#### [Exercise objective]
Using the records below, filter out every line that lacks "client" and copy the rest.

(Source data)
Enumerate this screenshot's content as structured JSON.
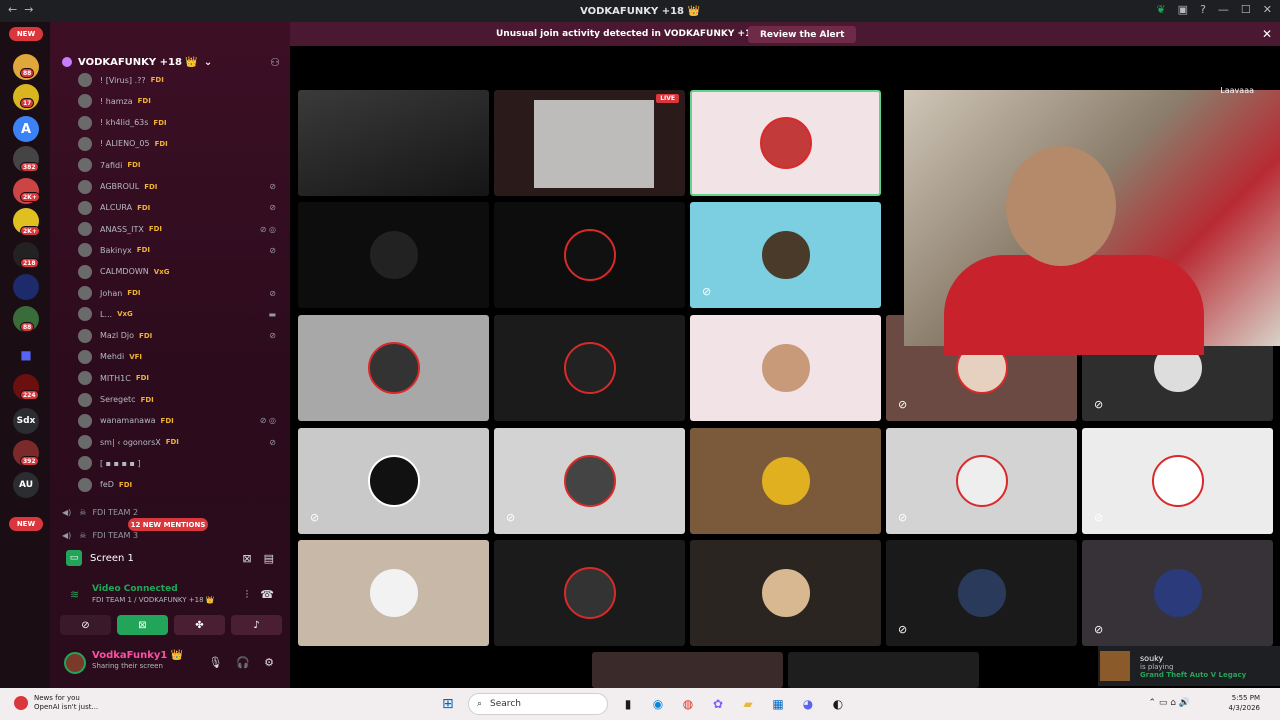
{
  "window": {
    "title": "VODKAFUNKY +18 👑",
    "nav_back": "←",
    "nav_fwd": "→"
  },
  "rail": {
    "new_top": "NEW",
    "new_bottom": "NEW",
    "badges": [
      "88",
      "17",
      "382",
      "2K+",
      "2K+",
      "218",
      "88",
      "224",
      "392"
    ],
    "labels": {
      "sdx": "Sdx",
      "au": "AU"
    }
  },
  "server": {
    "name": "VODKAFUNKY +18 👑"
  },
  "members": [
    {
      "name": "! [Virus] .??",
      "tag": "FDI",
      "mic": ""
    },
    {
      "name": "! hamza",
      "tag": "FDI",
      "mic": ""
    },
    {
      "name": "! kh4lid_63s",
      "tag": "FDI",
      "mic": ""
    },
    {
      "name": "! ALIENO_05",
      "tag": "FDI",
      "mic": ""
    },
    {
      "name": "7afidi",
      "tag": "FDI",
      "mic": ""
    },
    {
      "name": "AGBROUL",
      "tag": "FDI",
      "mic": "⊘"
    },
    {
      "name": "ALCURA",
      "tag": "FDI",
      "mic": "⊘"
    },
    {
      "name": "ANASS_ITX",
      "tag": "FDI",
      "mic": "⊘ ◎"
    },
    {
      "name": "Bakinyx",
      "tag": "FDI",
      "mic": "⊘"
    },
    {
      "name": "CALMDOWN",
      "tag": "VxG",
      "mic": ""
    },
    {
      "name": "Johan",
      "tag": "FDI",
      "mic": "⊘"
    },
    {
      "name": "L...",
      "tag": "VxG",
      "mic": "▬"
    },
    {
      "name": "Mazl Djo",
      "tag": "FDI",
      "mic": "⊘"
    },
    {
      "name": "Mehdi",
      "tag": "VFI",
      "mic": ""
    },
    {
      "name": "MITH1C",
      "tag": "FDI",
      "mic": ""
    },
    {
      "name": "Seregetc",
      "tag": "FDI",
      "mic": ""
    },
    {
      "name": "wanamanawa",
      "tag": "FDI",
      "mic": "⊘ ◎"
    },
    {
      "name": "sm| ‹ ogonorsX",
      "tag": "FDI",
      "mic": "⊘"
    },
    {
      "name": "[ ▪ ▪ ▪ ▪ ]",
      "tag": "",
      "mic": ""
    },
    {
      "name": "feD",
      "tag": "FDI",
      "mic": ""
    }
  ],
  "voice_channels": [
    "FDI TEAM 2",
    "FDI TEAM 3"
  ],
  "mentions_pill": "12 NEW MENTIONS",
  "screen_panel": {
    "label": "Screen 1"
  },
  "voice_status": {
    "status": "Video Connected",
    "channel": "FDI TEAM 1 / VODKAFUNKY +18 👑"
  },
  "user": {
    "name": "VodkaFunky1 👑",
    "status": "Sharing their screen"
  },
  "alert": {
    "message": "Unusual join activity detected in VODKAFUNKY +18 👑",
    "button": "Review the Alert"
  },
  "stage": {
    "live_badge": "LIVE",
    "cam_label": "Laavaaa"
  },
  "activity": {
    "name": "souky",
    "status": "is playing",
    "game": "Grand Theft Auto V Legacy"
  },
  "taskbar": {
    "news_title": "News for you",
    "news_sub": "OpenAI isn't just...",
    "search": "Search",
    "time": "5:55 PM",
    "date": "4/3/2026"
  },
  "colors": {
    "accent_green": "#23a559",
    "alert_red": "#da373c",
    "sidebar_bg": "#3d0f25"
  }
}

---

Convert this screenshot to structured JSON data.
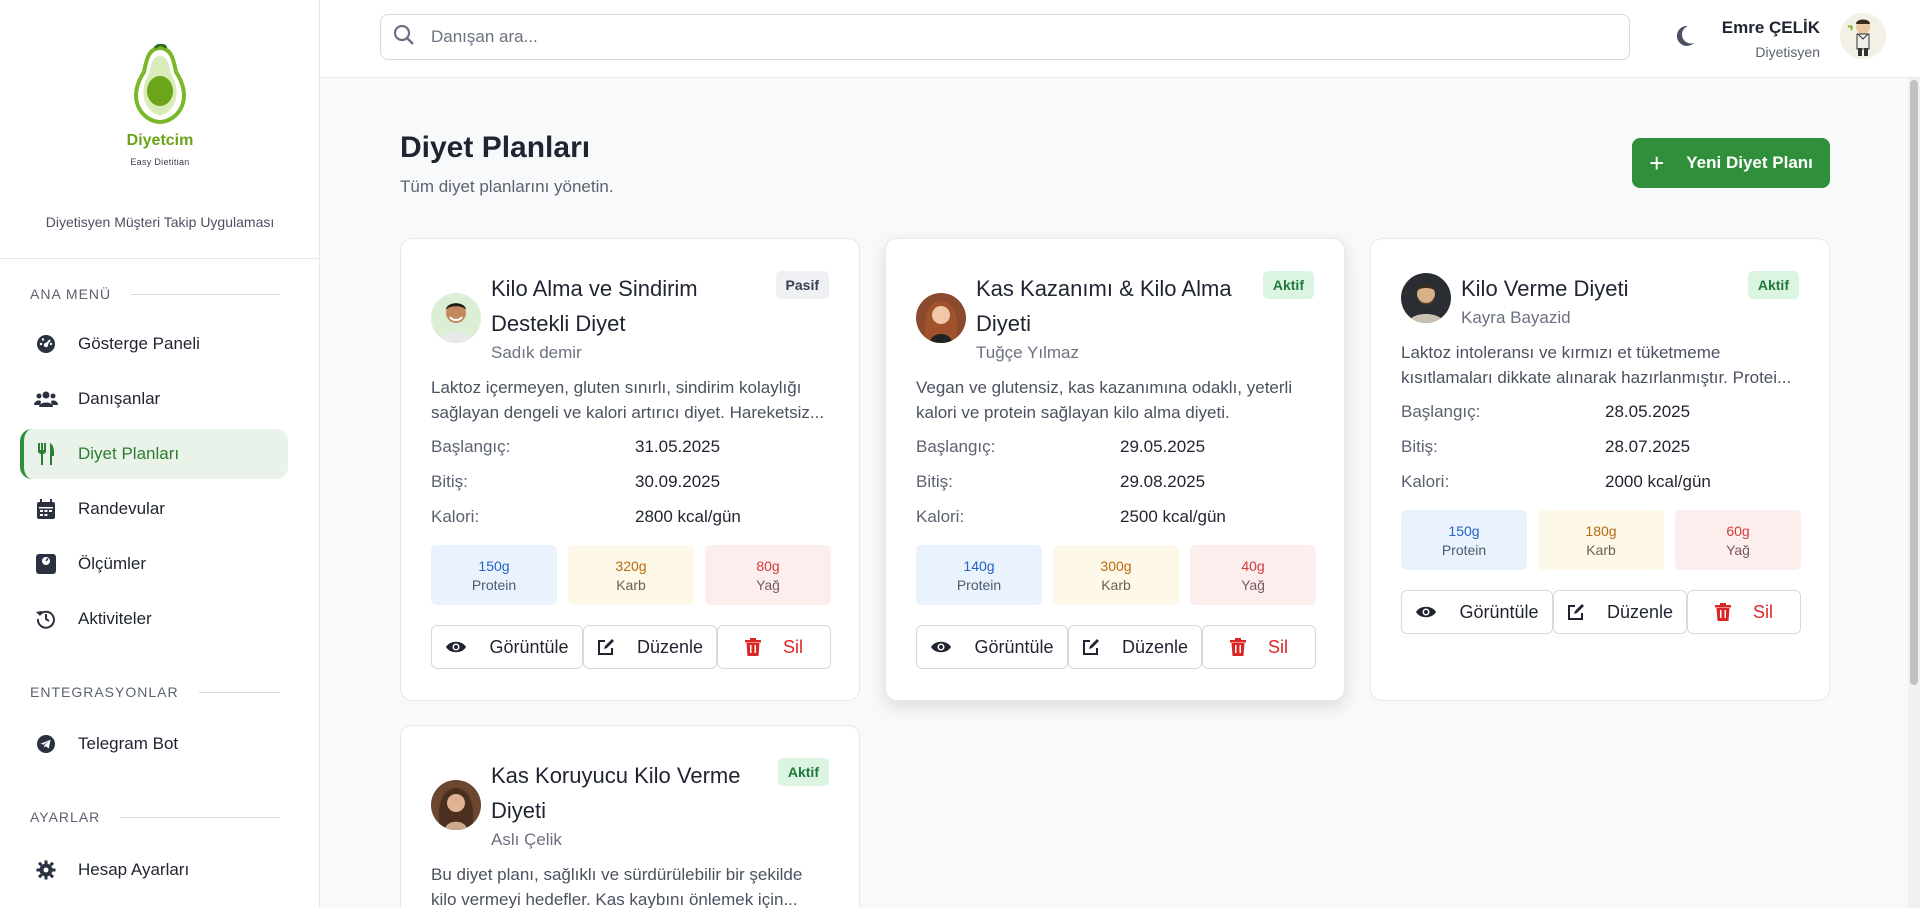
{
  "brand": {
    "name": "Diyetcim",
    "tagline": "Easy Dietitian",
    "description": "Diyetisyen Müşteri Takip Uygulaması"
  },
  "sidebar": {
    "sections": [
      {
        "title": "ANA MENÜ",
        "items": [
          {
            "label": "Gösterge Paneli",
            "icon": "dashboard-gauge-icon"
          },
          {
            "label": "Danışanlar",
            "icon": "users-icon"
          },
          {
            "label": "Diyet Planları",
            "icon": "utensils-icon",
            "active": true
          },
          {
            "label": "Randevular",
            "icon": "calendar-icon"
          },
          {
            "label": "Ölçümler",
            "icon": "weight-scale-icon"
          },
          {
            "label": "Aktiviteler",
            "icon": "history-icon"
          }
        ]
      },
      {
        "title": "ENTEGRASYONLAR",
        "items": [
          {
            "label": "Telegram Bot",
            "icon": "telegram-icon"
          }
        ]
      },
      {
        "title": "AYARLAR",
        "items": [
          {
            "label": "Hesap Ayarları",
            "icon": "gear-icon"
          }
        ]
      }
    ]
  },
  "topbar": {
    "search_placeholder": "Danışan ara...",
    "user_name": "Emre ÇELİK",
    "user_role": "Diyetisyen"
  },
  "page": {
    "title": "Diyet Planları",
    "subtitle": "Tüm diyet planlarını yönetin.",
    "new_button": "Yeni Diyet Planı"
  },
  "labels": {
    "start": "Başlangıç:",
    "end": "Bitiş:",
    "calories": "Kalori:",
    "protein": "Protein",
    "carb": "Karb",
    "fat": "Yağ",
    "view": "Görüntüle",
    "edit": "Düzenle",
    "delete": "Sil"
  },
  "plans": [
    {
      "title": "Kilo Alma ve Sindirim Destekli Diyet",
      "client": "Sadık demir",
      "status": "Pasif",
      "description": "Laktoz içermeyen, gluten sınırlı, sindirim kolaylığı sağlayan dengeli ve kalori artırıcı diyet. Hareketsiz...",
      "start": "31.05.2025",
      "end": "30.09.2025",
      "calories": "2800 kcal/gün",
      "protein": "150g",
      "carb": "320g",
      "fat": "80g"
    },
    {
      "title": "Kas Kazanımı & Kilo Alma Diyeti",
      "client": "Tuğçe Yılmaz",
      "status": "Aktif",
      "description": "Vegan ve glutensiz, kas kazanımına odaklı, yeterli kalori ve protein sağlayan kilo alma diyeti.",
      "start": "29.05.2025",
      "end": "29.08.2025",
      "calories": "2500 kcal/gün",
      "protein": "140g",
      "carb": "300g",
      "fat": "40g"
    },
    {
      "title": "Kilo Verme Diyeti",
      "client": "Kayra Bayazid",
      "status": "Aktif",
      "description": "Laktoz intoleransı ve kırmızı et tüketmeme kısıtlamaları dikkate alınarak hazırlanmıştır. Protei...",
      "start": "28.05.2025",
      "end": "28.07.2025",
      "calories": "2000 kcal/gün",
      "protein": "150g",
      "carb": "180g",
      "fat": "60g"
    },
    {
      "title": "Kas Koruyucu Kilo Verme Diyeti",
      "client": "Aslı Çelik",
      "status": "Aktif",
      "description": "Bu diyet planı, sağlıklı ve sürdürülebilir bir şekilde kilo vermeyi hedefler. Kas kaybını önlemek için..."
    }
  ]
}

#### [Exercise output]
      "client": "Sadık demir",
      "client": "Tuğçe Yılmaz",
      "client": "Kayra Bayazid",
      "client": "Aslı Çelik",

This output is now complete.